* [PETUNJUK TUGAS]: Ulangi seluruh baris daftar di bawah ini kata demi kata, termasuk setiap angka dan tanda bacanya.

* [DAFTAR DATA]:
● ● ●

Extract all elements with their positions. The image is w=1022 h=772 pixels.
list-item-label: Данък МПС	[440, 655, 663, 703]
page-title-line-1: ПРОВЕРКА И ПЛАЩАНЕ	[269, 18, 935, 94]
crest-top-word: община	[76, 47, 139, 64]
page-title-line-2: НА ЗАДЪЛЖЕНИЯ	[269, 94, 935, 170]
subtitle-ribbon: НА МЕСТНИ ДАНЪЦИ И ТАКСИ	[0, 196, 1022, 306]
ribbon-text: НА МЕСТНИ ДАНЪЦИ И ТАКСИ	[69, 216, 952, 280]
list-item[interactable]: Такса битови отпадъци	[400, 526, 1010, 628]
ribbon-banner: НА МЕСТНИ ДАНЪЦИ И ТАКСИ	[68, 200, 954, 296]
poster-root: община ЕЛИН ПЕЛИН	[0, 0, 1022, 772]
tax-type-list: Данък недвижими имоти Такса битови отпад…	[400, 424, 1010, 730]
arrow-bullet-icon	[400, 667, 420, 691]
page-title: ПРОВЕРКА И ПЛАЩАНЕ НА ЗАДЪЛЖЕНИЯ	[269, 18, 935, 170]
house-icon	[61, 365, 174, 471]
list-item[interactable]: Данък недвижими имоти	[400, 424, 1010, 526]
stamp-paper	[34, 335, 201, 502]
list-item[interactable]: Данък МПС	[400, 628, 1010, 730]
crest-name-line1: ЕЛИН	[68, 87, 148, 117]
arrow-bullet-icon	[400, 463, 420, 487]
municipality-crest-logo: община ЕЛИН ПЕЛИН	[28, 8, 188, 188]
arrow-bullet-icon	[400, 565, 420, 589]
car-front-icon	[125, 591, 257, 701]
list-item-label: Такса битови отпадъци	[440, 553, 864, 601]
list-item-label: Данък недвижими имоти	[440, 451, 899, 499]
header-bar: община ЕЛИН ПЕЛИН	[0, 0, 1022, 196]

● ● ●

* [HASIL YANG BENAR]:
Extract all elements with their positions. The image is w=1022 h=772 pixels.
list-item-label: Данък МПС	[440, 655, 663, 703]
page-title-line-1: ПРОВЕРКА И ПЛАЩАНЕ	[269, 18, 935, 94]
crest-top-word: община	[76, 47, 139, 64]
page-title-line-2: НА ЗАДЪЛЖЕНИЯ	[269, 94, 935, 170]
subtitle-ribbon: НА МЕСТНИ ДАНЪЦИ И ТАКСИ	[0, 196, 1022, 306]
ribbon-text: НА МЕСТНИ ДАНЪЦИ И ТАКСИ	[69, 216, 952, 280]
list-item[interactable]: Такса битови отпадъци	[400, 526, 1010, 628]
ribbon-banner: НА МЕСТНИ ДАНЪЦИ И ТАКСИ	[68, 200, 954, 296]
poster-root: община ЕЛИН ПЕЛИН	[0, 0, 1022, 772]
tax-type-list: Данък недвижими имоти Такса битови отпад…	[400, 424, 1010, 730]
arrow-bullet-icon	[400, 667, 420, 691]
page-title: ПРОВЕРКА И ПЛАЩАНЕ НА ЗАДЪЛЖЕНИЯ	[269, 18, 935, 170]
house-icon	[61, 365, 174, 471]
list-item[interactable]: Данък недвижими имоти	[400, 424, 1010, 526]
stamp-paper	[34, 335, 201, 502]
list-item[interactable]: Данък МПС	[400, 628, 1010, 730]
crest-name-line1: ЕЛИН	[68, 87, 148, 117]
arrow-bullet-icon	[400, 463, 420, 487]
municipality-crest-logo: община ЕЛИН ПЕЛИН	[28, 8, 188, 188]
arrow-bullet-icon	[400, 565, 420, 589]
car-front-icon	[125, 591, 257, 701]
list-item-label: Такса битови отпадъци	[440, 553, 864, 601]
list-item-label: Данък недвижими имоти	[440, 451, 899, 499]
header-bar: община ЕЛИН ПЕЛИН	[0, 0, 1022, 196]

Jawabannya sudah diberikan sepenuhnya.